-------- STORED RECORDS --------

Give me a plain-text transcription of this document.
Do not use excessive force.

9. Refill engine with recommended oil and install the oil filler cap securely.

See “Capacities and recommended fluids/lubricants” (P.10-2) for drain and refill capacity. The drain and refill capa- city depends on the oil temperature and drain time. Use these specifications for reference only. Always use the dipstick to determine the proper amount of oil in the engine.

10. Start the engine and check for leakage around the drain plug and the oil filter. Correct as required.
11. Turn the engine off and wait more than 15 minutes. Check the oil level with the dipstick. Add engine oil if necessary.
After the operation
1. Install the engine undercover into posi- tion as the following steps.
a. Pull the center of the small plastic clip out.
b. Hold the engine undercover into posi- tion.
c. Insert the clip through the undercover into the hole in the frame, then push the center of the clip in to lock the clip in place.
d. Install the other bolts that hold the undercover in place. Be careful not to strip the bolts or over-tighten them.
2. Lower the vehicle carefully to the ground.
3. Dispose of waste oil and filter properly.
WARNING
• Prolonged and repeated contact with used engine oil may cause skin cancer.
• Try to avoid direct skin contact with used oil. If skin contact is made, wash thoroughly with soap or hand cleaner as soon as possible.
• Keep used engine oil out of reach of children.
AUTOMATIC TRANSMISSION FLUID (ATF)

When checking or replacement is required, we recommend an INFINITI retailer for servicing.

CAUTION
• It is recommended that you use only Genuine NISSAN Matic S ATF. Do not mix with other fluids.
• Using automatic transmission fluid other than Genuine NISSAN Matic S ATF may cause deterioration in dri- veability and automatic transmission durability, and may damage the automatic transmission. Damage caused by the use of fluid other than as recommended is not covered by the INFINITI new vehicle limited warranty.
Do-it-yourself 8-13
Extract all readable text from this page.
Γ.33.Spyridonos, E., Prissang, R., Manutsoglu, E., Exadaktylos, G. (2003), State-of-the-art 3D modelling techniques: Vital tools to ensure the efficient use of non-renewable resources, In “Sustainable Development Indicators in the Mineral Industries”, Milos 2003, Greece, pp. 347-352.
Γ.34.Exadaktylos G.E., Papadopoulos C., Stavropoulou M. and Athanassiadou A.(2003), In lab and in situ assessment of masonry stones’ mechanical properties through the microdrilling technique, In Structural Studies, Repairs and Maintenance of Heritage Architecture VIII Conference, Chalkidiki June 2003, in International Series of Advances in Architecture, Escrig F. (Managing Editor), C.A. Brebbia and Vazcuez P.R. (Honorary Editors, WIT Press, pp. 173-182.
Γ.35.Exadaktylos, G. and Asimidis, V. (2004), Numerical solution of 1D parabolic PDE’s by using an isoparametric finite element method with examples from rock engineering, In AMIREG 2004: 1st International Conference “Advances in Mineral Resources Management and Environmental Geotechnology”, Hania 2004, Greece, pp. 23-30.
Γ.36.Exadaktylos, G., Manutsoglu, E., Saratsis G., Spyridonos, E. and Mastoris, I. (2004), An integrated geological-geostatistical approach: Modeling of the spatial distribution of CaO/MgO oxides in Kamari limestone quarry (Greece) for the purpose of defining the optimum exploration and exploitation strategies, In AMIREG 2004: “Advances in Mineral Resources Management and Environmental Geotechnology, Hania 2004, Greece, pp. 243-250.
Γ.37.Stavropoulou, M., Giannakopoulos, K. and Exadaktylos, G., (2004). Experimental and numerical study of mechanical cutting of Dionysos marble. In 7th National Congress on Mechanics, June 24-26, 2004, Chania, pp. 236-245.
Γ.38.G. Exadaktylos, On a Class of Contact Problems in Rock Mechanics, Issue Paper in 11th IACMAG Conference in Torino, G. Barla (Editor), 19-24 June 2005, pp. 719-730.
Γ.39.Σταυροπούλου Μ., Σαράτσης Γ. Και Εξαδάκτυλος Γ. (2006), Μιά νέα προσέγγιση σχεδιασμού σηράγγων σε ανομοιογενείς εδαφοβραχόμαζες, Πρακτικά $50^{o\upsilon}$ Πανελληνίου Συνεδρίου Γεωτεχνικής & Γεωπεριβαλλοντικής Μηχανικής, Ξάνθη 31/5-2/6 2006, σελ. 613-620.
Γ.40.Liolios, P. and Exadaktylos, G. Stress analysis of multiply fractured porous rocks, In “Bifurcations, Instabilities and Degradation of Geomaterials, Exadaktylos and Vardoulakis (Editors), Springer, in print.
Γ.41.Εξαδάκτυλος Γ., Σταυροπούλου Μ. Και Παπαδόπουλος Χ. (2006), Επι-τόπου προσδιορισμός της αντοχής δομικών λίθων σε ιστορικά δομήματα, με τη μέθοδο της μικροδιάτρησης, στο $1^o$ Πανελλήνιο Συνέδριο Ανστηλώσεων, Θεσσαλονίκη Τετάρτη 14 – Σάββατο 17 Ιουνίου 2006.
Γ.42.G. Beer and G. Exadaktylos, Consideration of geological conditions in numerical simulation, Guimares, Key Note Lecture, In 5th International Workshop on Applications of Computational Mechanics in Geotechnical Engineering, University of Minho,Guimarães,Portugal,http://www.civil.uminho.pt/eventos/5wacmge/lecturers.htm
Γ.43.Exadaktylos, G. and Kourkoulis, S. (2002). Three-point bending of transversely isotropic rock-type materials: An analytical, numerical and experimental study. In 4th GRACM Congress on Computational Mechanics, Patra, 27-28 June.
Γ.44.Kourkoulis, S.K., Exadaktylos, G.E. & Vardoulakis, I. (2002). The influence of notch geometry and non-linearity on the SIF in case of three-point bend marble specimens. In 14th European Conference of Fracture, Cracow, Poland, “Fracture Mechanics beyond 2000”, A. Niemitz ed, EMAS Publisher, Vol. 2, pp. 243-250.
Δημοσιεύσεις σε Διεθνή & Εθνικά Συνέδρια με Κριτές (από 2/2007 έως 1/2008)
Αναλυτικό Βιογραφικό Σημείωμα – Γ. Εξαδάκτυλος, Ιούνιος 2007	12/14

--------

> [PROMPT]: Track down every line of the material containing the string "study", and copy it.

> [COMPLETE RESPONSE]:
Γ.37.Stavropoulou, M., Giannakopoulos, K. and Exadaktylos, G., (2004). Experimental and numerical study of mechanical cutting of Dionysos marble. In 7th National Congress on Mechanics, June 24-26, 2004, Chania, pp. 236-245.
Γ.43.Exadaktylos, G. and Kourkoulis, S. (2002). Three-point bending of transversely isotropic rock-type materials: An analytical, numerical and experimental study. In 4th GRACM Congress on Computational Mechanics, Patra, 27-28 June.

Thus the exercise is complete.